- Work to be completed -
Exact repetition is required: output every record in full.

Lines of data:
━━━━━━━━━━━━━━━━

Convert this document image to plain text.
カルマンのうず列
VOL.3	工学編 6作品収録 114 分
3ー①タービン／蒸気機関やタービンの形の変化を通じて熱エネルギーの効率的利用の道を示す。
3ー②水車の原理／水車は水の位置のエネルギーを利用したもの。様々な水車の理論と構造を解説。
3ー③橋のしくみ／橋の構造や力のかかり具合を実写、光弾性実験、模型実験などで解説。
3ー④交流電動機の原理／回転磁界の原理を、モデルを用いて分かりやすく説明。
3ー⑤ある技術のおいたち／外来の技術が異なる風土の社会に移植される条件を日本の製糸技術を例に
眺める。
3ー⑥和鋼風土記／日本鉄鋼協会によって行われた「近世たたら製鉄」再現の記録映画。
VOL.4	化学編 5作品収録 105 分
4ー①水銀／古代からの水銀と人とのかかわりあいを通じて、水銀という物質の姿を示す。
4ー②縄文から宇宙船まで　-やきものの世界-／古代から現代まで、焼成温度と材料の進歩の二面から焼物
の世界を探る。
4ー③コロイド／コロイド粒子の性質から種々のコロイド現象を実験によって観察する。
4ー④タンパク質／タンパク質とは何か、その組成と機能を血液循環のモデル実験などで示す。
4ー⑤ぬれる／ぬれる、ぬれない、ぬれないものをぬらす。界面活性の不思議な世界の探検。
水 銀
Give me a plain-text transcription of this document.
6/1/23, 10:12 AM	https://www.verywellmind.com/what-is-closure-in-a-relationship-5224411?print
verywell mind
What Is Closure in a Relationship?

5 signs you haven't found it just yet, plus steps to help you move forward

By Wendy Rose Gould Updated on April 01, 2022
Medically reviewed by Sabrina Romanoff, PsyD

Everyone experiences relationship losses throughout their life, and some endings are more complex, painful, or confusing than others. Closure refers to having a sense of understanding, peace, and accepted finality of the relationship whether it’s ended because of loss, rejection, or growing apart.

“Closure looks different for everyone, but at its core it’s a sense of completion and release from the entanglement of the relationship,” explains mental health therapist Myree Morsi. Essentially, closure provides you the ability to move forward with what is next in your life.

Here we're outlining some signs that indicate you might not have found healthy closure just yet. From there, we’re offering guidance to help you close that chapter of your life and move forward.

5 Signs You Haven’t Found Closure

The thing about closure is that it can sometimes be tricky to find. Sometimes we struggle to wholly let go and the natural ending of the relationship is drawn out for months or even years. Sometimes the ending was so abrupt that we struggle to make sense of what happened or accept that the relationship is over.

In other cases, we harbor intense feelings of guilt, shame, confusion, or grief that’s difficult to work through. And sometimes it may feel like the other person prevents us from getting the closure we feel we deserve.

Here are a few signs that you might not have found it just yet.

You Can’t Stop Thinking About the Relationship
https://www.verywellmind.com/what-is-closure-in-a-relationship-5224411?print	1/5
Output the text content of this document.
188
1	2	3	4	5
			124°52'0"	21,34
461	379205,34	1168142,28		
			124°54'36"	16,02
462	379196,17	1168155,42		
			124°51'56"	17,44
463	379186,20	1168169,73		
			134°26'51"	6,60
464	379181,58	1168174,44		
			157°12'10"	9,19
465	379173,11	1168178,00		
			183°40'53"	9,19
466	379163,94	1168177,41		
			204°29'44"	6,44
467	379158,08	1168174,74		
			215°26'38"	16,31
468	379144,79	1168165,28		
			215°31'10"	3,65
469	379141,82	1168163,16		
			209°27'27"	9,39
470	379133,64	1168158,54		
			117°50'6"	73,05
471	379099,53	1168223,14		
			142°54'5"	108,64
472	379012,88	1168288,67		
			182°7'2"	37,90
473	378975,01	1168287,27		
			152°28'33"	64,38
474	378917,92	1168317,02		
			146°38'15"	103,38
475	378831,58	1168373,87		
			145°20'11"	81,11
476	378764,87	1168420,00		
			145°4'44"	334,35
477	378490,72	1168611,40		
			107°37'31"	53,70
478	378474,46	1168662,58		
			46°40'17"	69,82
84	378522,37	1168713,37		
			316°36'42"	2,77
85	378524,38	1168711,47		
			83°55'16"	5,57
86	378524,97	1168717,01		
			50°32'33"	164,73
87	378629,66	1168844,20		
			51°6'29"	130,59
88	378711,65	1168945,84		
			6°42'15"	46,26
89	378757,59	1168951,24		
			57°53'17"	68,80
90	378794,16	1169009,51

━━━━━━━━━━━━━━━━

- Task result -
Convert this document image to plain text.
カルマンのうず列
VOL.3	工学編 6作品収録 114 分
3ー①タービン／蒸気機関やタービンの形の変化を通じて熱エネルギーの効率的利用の道を示す。
3ー②水車の原理／水車は水の位置のエネルギーを利用したもの。様々な水車の理論と構造を解説。
3ー③橋のしくみ／橋の構造や力のかかり具合を実写、光弾性実験、模型実験などで解説。
3ー④交流電動機の原理／回転磁界の原理を、モデルを用いて分かりやすく説明。
3ー⑤ある技術のおいたち／外来の技術が異なる風土の社会に移植される条件を日本の製糸技術を例に
眺める。
3ー⑥和鋼風土記／日本鉄鋼協会によって行われた「近世たたら製鉄」再現の記録映画。
VOL.4	化学編 5作品収録 105 分
4ー①水銀／古代からの水銀と人とのかかわりあいを通じて、水銀という物質の姿を示す。
4ー②縄文から宇宙船まで　-やきものの世界-／古代から現代まで、焼成温度と材料の進歩の二面から焼物
の世界を探る。
4ー③コロイド／コロイド粒子の性質から種々のコロイド現象を実験によって観察する。
4ー④タンパク質／タンパク質とは何か、その組成と機能を血液循環のモデル実験などで示す。
4ー⑤ぬれる／ぬれる、ぬれない、ぬれないものをぬらす。界面活性の不思議な世界の探検。
水 銀
Give me a plain-text transcription of this document.
6/1/23, 10:12 AM	https://www.verywellmind.com/what-is-closure-in-a-relationship-5224411?print
verywell mind
What Is Closure in a Relationship?

5 signs you haven't found it just yet, plus steps to help you move forward

By Wendy Rose Gould Updated on April 01, 2022
Medically reviewed by Sabrina Romanoff, PsyD

Everyone experiences relationship losses throughout their life, and some endings are more complex, painful, or confusing than others. Closure refers to having a sense of understanding, peace, and accepted finality of the relationship whether it’s ended because of loss, rejection, or growing apart.

“Closure looks different for everyone, but at its core it’s a sense of completion and release from the entanglement of the relationship,” explains mental health therapist Myree Morsi. Essentially, closure provides you the ability to move forward with what is next in your life.

Here we're outlining some signs that indicate you might not have found healthy closure just yet. From there, we’re offering guidance to help you close that chapter of your life and move forward.

5 Signs You Haven’t Found Closure

The thing about closure is that it can sometimes be tricky to find. Sometimes we struggle to wholly let go and the natural ending of the relationship is drawn out for months or even years. Sometimes the ending was so abrupt that we struggle to make sense of what happened or accept that the relationship is over.

In other cases, we harbor intense feelings of guilt, shame, confusion, or grief that’s difficult to work through. And sometimes it may feel like the other person prevents us from getting the closure we feel we deserve.

Here are a few signs that you might not have found it just yet.

You Can’t Stop Thinking About the Relationship
https://www.verywellmind.com/what-is-closure-in-a-relationship-5224411?print	1/5
Output the text content of this document.
188
1	2	3	4	5
			124°52'0"	21,34
461	379205,34	1168142,28		
			124°54'36"	16,02
462	379196,17	1168155,42		
			124°51'56"	17,44
463	379186,20	1168169,73		
			134°26'51"	6,60
464	379181,58	1168174,44		
			157°12'10"	9,19
465	379173,11	1168178,00		
			183°40'53"	9,19
466	379163,94	1168177,41		
			204°29'44"	6,44
467	379158,08	1168174,74		
			215°26'38"	16,31
468	379144,79	1168165,28		
			215°31'10"	3,65
469	379141,82	1168163,16		
			209°27'27"	9,39
470	379133,64	1168158,54		
			117°50'6"	73,05
471	379099,53	1168223,14		
			142°54'5"	108,64
472	379012,88	1168288,67		
			182°7'2"	37,90
473	378975,01	1168287,27		
			152°28'33"	64,38
474	378917,92	1168317,02		
			146°38'15"	103,38
475	378831,58	1168373,87		
			145°20'11"	81,11
476	378764,87	1168420,00		
			145°4'44"	334,35
477	378490,72	1168611,40		
			107°37'31"	53,70
478	378474,46	1168662,58		
			46°40'17"	69,82
84	378522,37	1168713,37		
			316°36'42"	2,77
85	378524,38	1168711,47		
			83°55'16"	5,57
86	378524,97	1168717,01		
			50°32'33"	164,73
87	378629,66	1168844,20		
			51°6'29"	130,59
88	378711,65	1168945,84		
			6°42'15"	46,26
89	378757,59	1168951,24		
			57°53'17"	68,80
90	378794,16	1169009,51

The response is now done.